## Exercise directions
In full and without alteration, repeat the material.
***** Material to process
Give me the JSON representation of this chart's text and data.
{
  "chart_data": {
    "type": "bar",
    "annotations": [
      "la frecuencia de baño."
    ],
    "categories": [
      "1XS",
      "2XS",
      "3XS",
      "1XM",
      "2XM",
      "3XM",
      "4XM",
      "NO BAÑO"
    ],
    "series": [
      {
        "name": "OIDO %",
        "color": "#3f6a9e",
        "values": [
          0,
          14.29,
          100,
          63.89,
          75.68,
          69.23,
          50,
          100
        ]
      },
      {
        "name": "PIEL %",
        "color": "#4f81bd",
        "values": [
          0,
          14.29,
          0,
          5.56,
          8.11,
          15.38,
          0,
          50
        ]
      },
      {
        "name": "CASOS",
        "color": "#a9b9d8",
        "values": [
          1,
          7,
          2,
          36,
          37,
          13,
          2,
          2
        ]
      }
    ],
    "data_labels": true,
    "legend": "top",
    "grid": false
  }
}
**********
## The result
Give me the JSON representation of this chart's text and data.
{
  "chart_data": {
    "type": "bar",
    "annotations": [
      "la frecuencia de baño."
    ],
    "categories": [
      "1XS",
      "2XS",
      "3XS",
      "1XM",
      "2XM",
      "3XM",
      "4XM",
      "NO BAÑO"
    ],
    "series": [
      {
        "name": "OIDO %",
        "color": "#3f6a9e",
        "values": [
          0,
          14.29,
          100,
          63.89,
          75.68,
          69.23,
          50,
          100
        ]
      },
      {
        "name": "PIEL %",
        "color": "#4f81bd",
        "values": [
          0,
          14.29,
          0,
          5.56,
          8.11,
          15.38,
          0,
          50
        ]
      },
      {
        "name": "CASOS",
        "color": "#a9b9d8",
        "values": [
          1,
          7,
          2,
          36,
          37,
          13,
          2,
          2
        ]
      }
    ],
    "data_labels": true,
    "legend": "top",
    "grid": false
  }
}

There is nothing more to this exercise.